┌──
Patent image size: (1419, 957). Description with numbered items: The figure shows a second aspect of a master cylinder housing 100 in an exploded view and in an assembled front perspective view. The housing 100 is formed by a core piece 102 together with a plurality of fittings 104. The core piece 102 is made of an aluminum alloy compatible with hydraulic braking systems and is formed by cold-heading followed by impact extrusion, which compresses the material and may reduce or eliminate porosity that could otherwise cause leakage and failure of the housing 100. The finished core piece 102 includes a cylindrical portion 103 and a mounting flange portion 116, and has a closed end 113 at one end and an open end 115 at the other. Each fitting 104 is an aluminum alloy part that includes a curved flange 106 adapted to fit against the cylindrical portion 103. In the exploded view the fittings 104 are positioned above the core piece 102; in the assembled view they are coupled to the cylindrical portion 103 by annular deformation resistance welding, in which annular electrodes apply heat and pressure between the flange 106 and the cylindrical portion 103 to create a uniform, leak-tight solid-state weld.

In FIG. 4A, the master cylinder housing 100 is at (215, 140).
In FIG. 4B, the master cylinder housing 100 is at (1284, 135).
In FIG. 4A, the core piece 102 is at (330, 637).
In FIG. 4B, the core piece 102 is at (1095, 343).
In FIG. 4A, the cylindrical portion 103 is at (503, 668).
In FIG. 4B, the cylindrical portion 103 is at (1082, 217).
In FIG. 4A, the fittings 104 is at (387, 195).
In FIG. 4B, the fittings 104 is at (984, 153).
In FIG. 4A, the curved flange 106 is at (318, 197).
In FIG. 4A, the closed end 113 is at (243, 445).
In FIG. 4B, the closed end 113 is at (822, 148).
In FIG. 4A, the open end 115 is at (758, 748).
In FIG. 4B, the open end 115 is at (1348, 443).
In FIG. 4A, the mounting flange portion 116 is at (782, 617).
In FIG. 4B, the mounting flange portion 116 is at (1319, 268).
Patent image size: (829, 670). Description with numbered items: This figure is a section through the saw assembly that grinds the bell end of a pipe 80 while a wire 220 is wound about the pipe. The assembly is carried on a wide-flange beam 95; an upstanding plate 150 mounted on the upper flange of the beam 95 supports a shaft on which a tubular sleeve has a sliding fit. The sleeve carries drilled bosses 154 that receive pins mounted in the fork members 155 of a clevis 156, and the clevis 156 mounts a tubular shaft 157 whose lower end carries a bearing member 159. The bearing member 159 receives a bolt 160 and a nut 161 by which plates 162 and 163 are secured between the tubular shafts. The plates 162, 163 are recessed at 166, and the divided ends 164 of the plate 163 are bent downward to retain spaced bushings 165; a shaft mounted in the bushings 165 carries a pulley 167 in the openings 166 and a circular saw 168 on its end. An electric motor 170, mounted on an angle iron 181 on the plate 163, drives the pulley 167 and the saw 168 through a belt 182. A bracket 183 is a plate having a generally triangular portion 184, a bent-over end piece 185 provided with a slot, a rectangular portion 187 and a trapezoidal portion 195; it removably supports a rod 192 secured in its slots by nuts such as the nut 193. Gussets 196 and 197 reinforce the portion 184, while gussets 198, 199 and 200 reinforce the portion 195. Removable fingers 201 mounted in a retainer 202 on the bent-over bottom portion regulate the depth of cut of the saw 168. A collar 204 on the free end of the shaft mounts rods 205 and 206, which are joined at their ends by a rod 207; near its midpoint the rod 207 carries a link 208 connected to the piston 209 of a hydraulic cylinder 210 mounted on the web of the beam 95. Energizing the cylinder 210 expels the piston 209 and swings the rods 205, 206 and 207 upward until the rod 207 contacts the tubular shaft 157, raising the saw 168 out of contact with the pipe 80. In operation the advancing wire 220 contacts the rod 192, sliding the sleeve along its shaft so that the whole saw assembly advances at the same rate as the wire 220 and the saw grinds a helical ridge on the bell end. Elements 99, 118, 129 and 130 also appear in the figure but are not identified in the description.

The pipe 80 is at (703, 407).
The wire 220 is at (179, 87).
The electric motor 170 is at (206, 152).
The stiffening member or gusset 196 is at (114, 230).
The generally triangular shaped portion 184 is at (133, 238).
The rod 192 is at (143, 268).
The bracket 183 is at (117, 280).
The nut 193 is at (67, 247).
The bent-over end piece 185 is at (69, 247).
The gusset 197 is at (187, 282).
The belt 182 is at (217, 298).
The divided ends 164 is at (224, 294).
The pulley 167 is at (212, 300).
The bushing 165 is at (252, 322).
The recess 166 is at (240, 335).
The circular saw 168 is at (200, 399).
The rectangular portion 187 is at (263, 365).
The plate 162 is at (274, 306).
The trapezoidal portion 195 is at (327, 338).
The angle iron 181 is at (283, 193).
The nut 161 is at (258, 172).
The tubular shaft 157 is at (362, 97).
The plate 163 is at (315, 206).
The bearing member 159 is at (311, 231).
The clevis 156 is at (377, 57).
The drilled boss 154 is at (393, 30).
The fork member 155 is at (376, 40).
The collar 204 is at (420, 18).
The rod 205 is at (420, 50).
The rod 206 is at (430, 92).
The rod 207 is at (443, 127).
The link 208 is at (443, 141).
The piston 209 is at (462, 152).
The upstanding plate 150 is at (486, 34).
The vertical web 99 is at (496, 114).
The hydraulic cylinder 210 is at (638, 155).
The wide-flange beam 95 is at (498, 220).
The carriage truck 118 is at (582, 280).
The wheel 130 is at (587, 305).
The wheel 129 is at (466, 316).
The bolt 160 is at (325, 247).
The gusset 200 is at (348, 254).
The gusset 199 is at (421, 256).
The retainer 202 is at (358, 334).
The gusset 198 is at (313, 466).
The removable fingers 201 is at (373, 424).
└──
WORK TO COMPLETE =>
Reproduce the rows word for word, starting from the very first line and going on through the line that contains "In FIG. 4B, the cylindrical".

TASK OUTPUT =>
Patent image size: (1419, 957). Description with numbered items: The figure shows a second aspect of a master cylinder housing 100 in an exploded view and in an assembled front perspective view. The housing 100 is formed by a core piece 102 together with a plurality of fittings 104. The core piece 102 is made of an aluminum alloy compatible with hydraulic braking systems and is formed by cold-heading followed by impact extrusion, which compresses the material and may reduce or eliminate porosity that could otherwise cause leakage and failure of the housing 100. The finished core piece 102 includes a cylindrical portion 103 and a mounting flange portion 116, and has a closed end 113 at one end and an open end 115 at the other. Each fitting 104 is an aluminum alloy part that includes a curved flange 106 adapted to fit against the cylindrical portion 103. In the exploded view the fittings 104 are positioned above the core piece 102; in the assembled view they are coupled to the cylindrical portion 103 by annular deformation resistance welding, in which annular electrodes apply heat and pressure between the flange 106 and the cylindrical portion 103 to create a uniform, leak-tight solid-state weld.

In FIG. 4A, the master cylinder housing 100 is at (215, 140).
In FIG. 4B, the master cylinder housing 100 is at (1284, 135).
In FIG. 4A, the core piece 102 is at (330, 637).
In FIG. 4B, the core piece 102 is at (1095, 343).
In FIG. 4A, the cylindrical portion 103 is at (503, 668).
In FIG. 4B, the cylindrical portion 103 is at (1082, 217).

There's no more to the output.